-- START Data entries --

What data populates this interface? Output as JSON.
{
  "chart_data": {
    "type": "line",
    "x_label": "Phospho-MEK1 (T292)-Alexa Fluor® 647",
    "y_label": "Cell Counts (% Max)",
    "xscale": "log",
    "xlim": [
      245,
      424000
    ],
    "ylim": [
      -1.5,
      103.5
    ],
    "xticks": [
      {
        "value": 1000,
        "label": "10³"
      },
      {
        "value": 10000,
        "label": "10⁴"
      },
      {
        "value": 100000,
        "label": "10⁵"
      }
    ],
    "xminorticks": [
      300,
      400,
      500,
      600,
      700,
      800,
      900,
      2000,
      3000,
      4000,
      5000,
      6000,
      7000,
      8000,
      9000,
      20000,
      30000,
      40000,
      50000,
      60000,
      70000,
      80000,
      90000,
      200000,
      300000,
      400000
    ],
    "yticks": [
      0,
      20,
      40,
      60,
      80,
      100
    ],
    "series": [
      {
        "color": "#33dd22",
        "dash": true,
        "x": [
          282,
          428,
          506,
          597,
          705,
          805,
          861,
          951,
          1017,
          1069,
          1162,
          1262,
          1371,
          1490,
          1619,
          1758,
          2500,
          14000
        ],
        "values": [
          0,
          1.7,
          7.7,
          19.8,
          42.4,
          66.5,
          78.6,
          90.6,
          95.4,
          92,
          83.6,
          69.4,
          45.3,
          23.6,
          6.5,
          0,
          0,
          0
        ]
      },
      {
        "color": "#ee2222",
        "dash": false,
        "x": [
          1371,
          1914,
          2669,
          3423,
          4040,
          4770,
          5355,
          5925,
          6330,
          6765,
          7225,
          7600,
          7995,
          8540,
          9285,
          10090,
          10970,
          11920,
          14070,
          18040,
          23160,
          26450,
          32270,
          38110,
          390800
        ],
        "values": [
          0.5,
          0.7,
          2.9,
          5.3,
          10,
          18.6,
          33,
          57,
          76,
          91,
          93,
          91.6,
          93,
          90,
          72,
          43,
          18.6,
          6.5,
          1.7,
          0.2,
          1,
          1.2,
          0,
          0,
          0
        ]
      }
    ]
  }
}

-- END Data entries --

▶ Aim of the task
Exactly reproduce the material above.

▶ The result
What data populates this interface? Output as JSON.
{
  "chart_data": {
    "type": "line",
    "x_label": "Phospho-MEK1 (T292)-Alexa Fluor® 647",
    "y_label": "Cell Counts (% Max)",
    "xscale": "log",
    "xlim": [
      245,
      424000
    ],
    "ylim": [
      -1.5,
      103.5
    ],
    "xticks": [
      {
        "value": 1000,
        "label": "10³"
      },
      {
        "value": 10000,
        "label": "10⁴"
      },
      {
        "value": 100000,
        "label": "10⁵"
      }
    ],
    "xminorticks": [
      300,
      400,
      500,
      600,
      700,
      800,
      900,
      2000,
      3000,
      4000,
      5000,
      6000,
      7000,
      8000,
      9000,
      20000,
      30000,
      40000,
      50000,
      60000,
      70000,
      80000,
      90000,
      200000,
      300000,
      400000
    ],
    "yticks": [
      0,
      20,
      40,
      60,
      80,
      100
    ],
    "series": [
      {
        "color": "#33dd22",
        "dash": true,
        "x": [
          282,
          428,
          506,
          597,
          705,
          805,
          861,
          951,
          1017,
          1069,
          1162,
          1262,
          1371,
          1490,
          1619,
          1758,
          2500,
          14000
        ],
        "values": [
          0,
          1.7,
          7.7,
          19.8,
          42.4,
          66.5,
          78.6,
          90.6,
          95.4,
          92,
          83.6,
          69.4,
          45.3,
          23.6,
          6.5,
          0,
          0,
          0
        ]
      },
      {
        "color": "#ee2222",
        "dash": false,
        "x": [
          1371,
          1914,
          2669,
          3423,
          4040,
          4770,
          5355,
          5925,
          6330,
          6765,
          7225,
          7600,
          7995,
          8540,
          9285,
          10090,
          10970,
          11920,
          14070,
          18040,
          23160,
          26450,
          32270,
          38110,
          390800
        ],
        "values": [
          0.5,
          0.7,
          2.9,
          5.3,
          10,
          18.6,
          33,
          57,
          76,
          91,
          93,
          91.6,
          93,
          90,
          72,
          43,
          18.6,
          6.5,
          1.7,
          0.2,
          1,
          1.2,
          0,
          0,
          0
        ]
      }
    ]
  }
}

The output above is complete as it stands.